- **Written exercise**
Make an exact copy of the entries below.

Raw records:
━━━━━━━━━━━━━━━━━━━━━━━━━━━━━━
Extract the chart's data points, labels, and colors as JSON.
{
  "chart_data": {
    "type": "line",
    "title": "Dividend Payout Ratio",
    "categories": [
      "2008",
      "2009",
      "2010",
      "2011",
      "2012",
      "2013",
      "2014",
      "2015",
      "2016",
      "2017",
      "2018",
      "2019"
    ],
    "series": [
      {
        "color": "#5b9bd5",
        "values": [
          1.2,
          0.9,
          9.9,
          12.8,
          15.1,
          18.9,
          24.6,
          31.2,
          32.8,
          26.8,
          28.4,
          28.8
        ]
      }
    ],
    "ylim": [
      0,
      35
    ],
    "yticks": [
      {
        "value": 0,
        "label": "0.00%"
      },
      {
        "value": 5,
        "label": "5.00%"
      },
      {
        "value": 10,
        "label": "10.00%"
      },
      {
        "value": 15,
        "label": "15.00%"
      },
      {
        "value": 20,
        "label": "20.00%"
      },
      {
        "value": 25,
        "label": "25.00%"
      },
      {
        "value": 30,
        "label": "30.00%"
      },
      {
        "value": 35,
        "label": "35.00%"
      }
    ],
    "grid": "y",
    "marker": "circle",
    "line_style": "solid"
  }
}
━━━━━━━━━━━━━━━━━━━━━━━━━━━━━━
- **Full solution**
Extract the chart's data points, labels, and colors as JSON.
{
  "chart_data": {
    "type": "line",
    "title": "Dividend Payout Ratio",
    "categories": [
      "2008",
      "2009",
      "2010",
      "2011",
      "2012",
      "2013",
      "2014",
      "2015",
      "2016",
      "2017",
      "2018",
      "2019"
    ],
    "series": [
      {
        "color": "#5b9bd5",
        "values": [
          1.2,
          0.9,
          9.9,
          12.8,
          15.1,
          18.9,
          24.6,
          31.2,
          32.8,
          26.8,
          28.4,
          28.8
        ]
      }
    ],
    "ylim": [
      0,
      35
    ],
    "yticks": [
      {
        "value": 0,
        "label": "0.00%"
      },
      {
        "value": 5,
        "label": "5.00%"
      },
      {
        "value": 10,
        "label": "10.00%"
      },
      {
        "value": 15,
        "label": "15.00%"
      },
      {
        "value": 20,
        "label": "20.00%"
      },
      {
        "value": 25,
        "label": "25.00%"
      },
      {
        "value": 30,
        "label": "30.00%"
      },
      {
        "value": 35,
        "label": "35.00%"
      }
    ],
    "grid": "y",
    "marker": "circle",
    "line_style": "solid"
  }
}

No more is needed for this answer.